Return all of the entries word for word, but omit the pictures they contain.

>> start Material for this exercise

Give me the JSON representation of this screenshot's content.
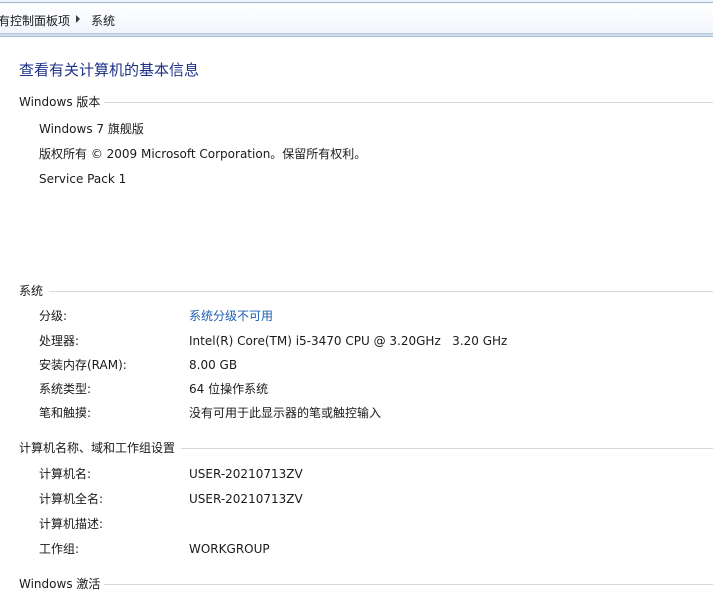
{
  "breadcrumb": {
    "items": [
      "有控制面板项",
      "系统"
    ]
  },
  "page_title": "查看有关计算机的基本信息",
  "windows_edition": {
    "header": "Windows 版本",
    "edition": "Windows 7 旗舰版",
    "copyright": "版权所有 © 2009 Microsoft Corporation。保留所有权利。",
    "service_pack": "Service Pack 1"
  },
  "system": {
    "header": "系统",
    "rows": [
      {
        "label": "分级:",
        "value": "系统分级不可用"
      },
      {
        "label": "处理器:",
        "value": "Intel(R) Core(TM) i5-3470 CPU @ 3.20GHz   3.20 GHz"
      },
      {
        "label": "安装内存(RAM):",
        "value": "8.00 GB"
      },
      {
        "label": "系统类型:",
        "value": "64 位操作系统"
      },
      {
        "label": "笔和触摸:",
        "value": "没有可用于此显示器的笔或触控输入"
      }
    ]
  },
  "computer_name": {
    "header": "计算机名称、域和工作组设置",
    "rows": [
      {
        "label": "计算机名:",
        "value": "USER-20210713ZV"
      },
      {
        "label": "计算机全名:",
        "value": "USER-20210713ZV"
      },
      {
        "label": "计算机描述:",
        "value": ""
      },
      {
        "label": "工作组:",
        "value": "WORKGROUP"
      }
    ]
  },
  "activation": {
    "header": "Windows 激活"
  },
  "colors": {
    "title": "#1e3287",
    "link": "#1c5fb6",
    "rule": "#d5dae1"
  }
}
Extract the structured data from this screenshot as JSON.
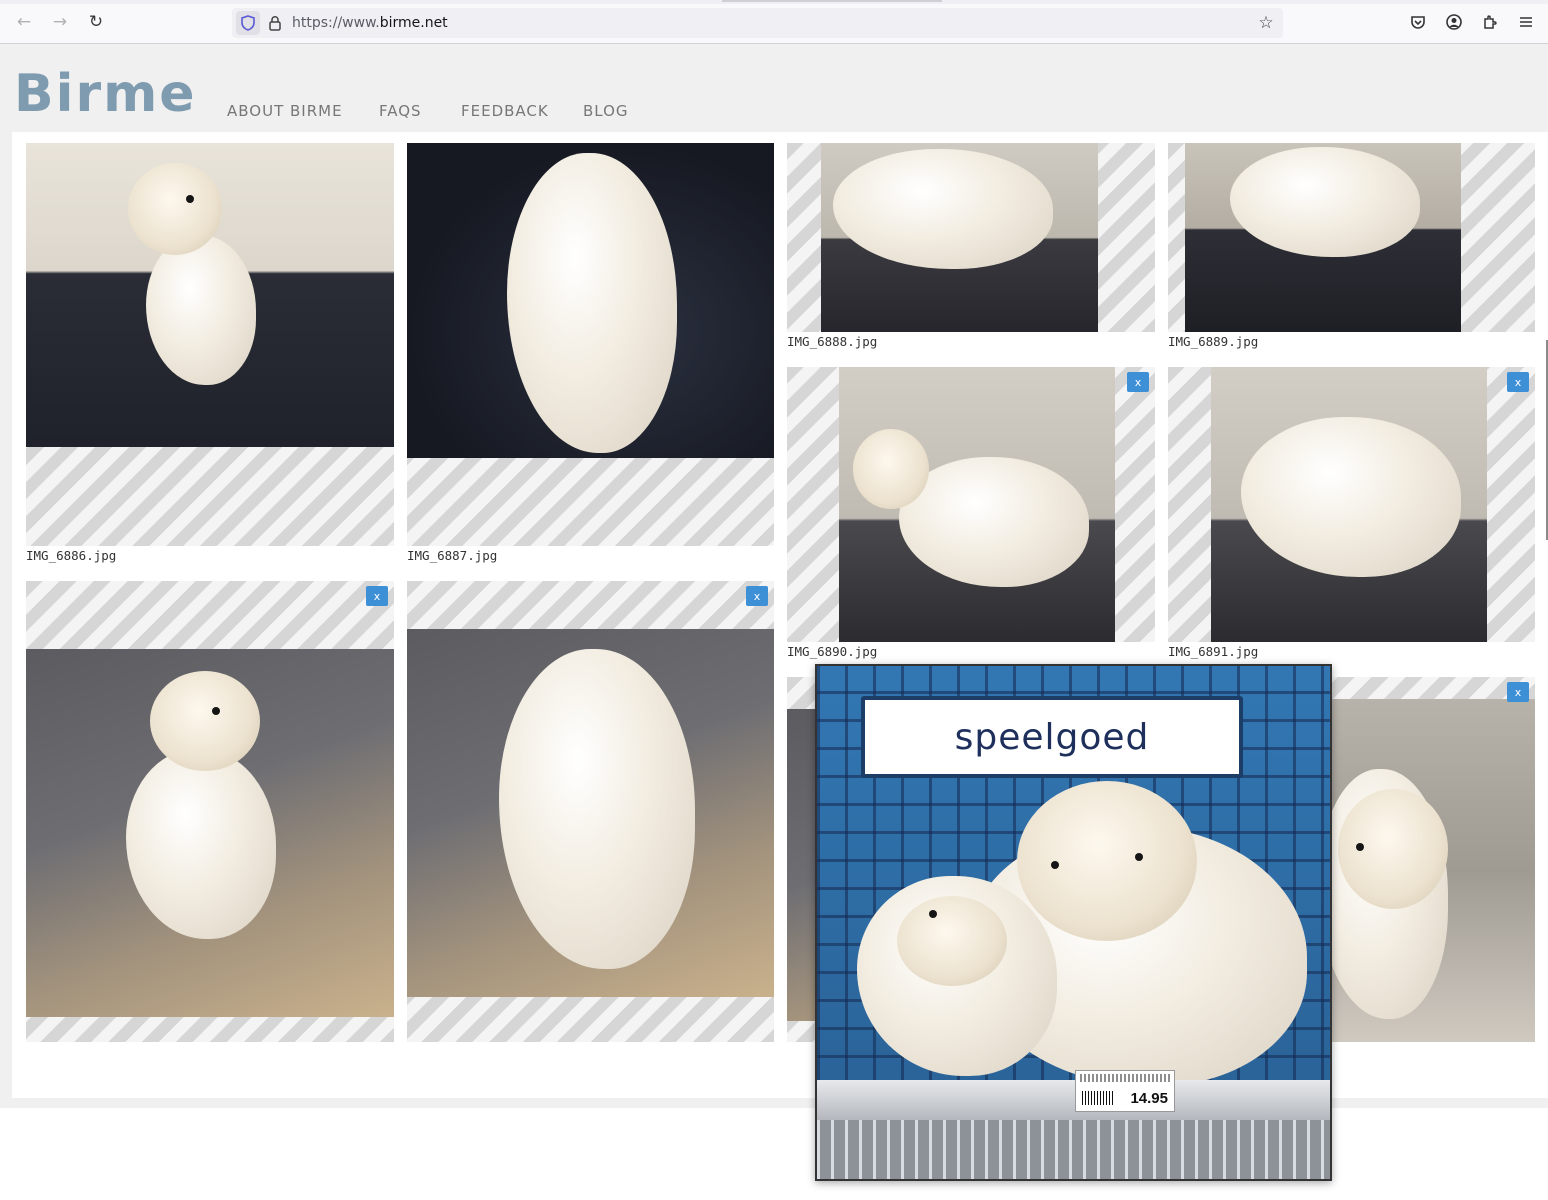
{
  "browser": {
    "url_prefix": "https://www.",
    "url_host": "birme.net",
    "back_icon": "arrow-left-icon",
    "forward_icon": "arrow-right-icon",
    "reload_icon": "reload-icon",
    "bookmark_icon": "star-icon"
  },
  "site": {
    "logo": "Birme",
    "menu": [
      "ABOUT BIRME",
      "FAQS",
      "FEEDBACK",
      "BLOG"
    ]
  },
  "gallery": {
    "remove_label": "x",
    "captions": {
      "img_6886": "IMG_6886.jpg",
      "img_6887": "IMG_6887.jpg",
      "img_6888": "IMG_6888.jpg",
      "img_6889": "IMG_6889.jpg",
      "img_6890": "IMG_6890.jpg",
      "img_6891": "IMG_6891.jpg"
    }
  },
  "preview": {
    "sign_text": "speelgoed",
    "price": "14.95"
  },
  "colors": {
    "logo": "#7f9bb0",
    "remove_button": "#3d8fd6",
    "menu_text": "#777777"
  }
}
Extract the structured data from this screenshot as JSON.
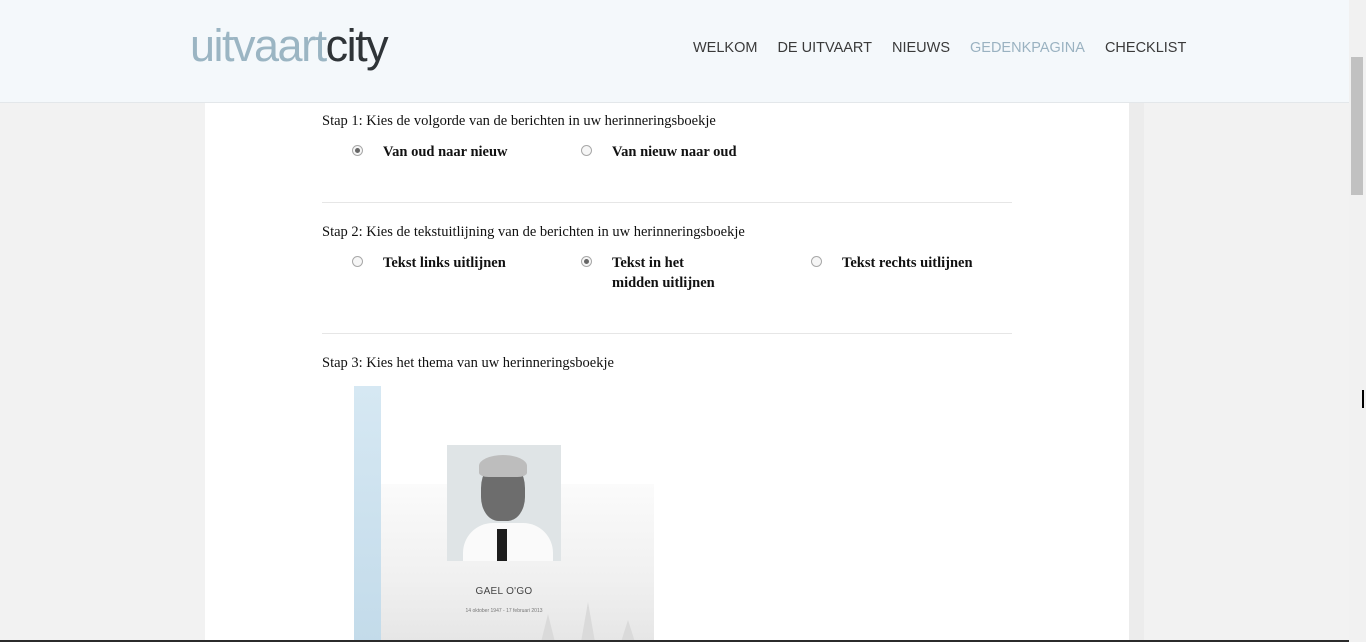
{
  "header": {
    "logo_part1": "uitvaart",
    "logo_part2": "city",
    "nav": [
      "WELKOM",
      "DE UITVAART",
      "NIEUWS",
      "GEDENKPAGINA",
      "CHECKLIST"
    ],
    "active_nav": "GEDENKPAGINA"
  },
  "step1": {
    "label": "Stap 1: Kies de volgorde van de berichten in uw herinneringsboekje",
    "options": [
      {
        "label": "Van oud naar nieuw",
        "checked": true
      },
      {
        "label": "Van nieuw naar oud",
        "checked": false
      }
    ]
  },
  "step2": {
    "label": "Stap 2: Kies de tekstuitlijning van de berichten in uw herinneringsboekje",
    "options": [
      {
        "label": "Tekst links uitlijnen",
        "checked": false
      },
      {
        "label": "Tekst in het midden uitlijnen",
        "checked": true
      },
      {
        "label": "Tekst rechts uitlijnen",
        "checked": false
      }
    ]
  },
  "step3": {
    "label": "Stap 3: Kies het thema van uw herinneringsboekje",
    "theme_preview": {
      "name": "GAEL O'GO",
      "dates": "14 oktober 1947 - 17 februari 2013"
    }
  },
  "colors": {
    "logo_light": "#9bb5c3",
    "logo_dark": "#2f3438",
    "nav_active": "#9ab2c1",
    "header_bg": "#f4f8fb"
  }
}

>> end Material for this exercise

▶ Response to the exercise:
Give me the JSON representation of this screenshot's content.
{
  "breadcrumb": {
    "items": [
      "有控制面板项",
      "系统"
    ]
  },
  "page_title": "查看有关计算机的基本信息",
  "windows_edition": {
    "header": "Windows 版本",
    "edition": "Windows 7 旗舰版",
    "copyright": "版权所有 © 2009 Microsoft Corporation。保留所有权利。",
    "service_pack": "Service Pack 1"
  },
  "system": {
    "header": "系统",
    "rows": [
      {
        "label": "分级:",
        "value": "系统分级不可用"
      },
      {
        "label": "处理器:",
        "value": "Intel(R) Core(TM) i5-3470 CPU @ 3.20GHz   3.20 GHz"
      },
      {
        "label": "安装内存(RAM):",
        "value": "8.00 GB"
      },
      {
        "label": "系统类型:",
        "value": "64 位操作系统"
      },
      {
        "label": "笔和触摸:",
        "value": "没有可用于此显示器的笔或触控输入"
      }
    ]
  },
  "computer_name": {
    "header": "计算机名称、域和工作组设置",
    "rows": [
      {
        "label": "计算机名:",
        "value": "USER-20210713ZV"
      },
      {
        "label": "计算机全名:",
        "value": "USER-20210713ZV"
      },
      {
        "label": "计算机描述:",
        "value": ""
      },
      {
        "label": "工作组:",
        "value": "WORKGROUP"
      }
    ]
  },
  "activation": {
    "header": "Windows 激活"
  },
  "colors": {
    "title": "#1e3287",
    "link": "#1c5fb6",
    "rule": "#d5dae1"
  }
}
Extract the structured data from this screenshot as JSON.
{
  "browser": {
    "url_prefix": "https://www.",
    "url_host": "birme.net",
    "back_icon": "arrow-left-icon",
    "forward_icon": "arrow-right-icon",
    "reload_icon": "reload-icon",
    "bookmark_icon": "star-icon"
  },
  "site": {
    "logo": "Birme",
    "menu": [
      "ABOUT BIRME",
      "FAQS",
      "FEEDBACK",
      "BLOG"
    ]
  },
  "gallery": {
    "remove_label": "x",
    "captions": {
      "img_6886": "IMG_6886.jpg",
      "img_6887": "IMG_6887.jpg",
      "img_6888": "IMG_6888.jpg",
      "img_6889": "IMG_6889.jpg",
      "img_6890": "IMG_6890.jpg",
      "img_6891": "IMG_6891.jpg"
    }
  },
  "preview": {
    "sign_text": "speelgoed",
    "price": "14.95"
  },
  "colors": {
    "logo": "#7f9bb0",
    "remove_button": "#3d8fd6",
    "menu_text": "#777777"
  }
}
Extract the structured data from this screenshot as JSON.
{
  "header": {
    "logo_part1": "uitvaart",
    "logo_part2": "city",
    "nav": [
      "WELKOM",
      "DE UITVAART",
      "NIEUWS",
      "GEDENKPAGINA",
      "CHECKLIST"
    ],
    "active_nav": "GEDENKPAGINA"
  },
  "step1": {
    "label": "Stap 1: Kies de volgorde van de berichten in uw herinneringsboekje",
    "options": [
      {
        "label": "Van oud naar nieuw",
        "checked": true
      },
      {
        "label": "Van nieuw naar oud",
        "checked": false
      }
    ]
  },
  "step2": {
    "label": "Stap 2: Kies de tekstuitlijning van de berichten in uw herinneringsboekje",
    "options": [
      {
        "label": "Tekst links uitlijnen",
        "checked": false
      },
      {
        "label": "Tekst in het midden uitlijnen",
        "checked": true
      },
      {
        "label": "Tekst rechts uitlijnen",
        "checked": false
      }
    ]
  },
  "step3": {
    "label": "Stap 3: Kies het thema van uw herinneringsboekje",
    "theme_preview": {
      "name": "GAEL O'GO",
      "dates": "14 oktober 1947 - 17 februari 2013"
    }
  },
  "colors": {
    "logo_light": "#9bb5c3",
    "logo_dark": "#2f3438",
    "nav_active": "#9ab2c1",
    "header_bg": "#f4f8fb"
  }
}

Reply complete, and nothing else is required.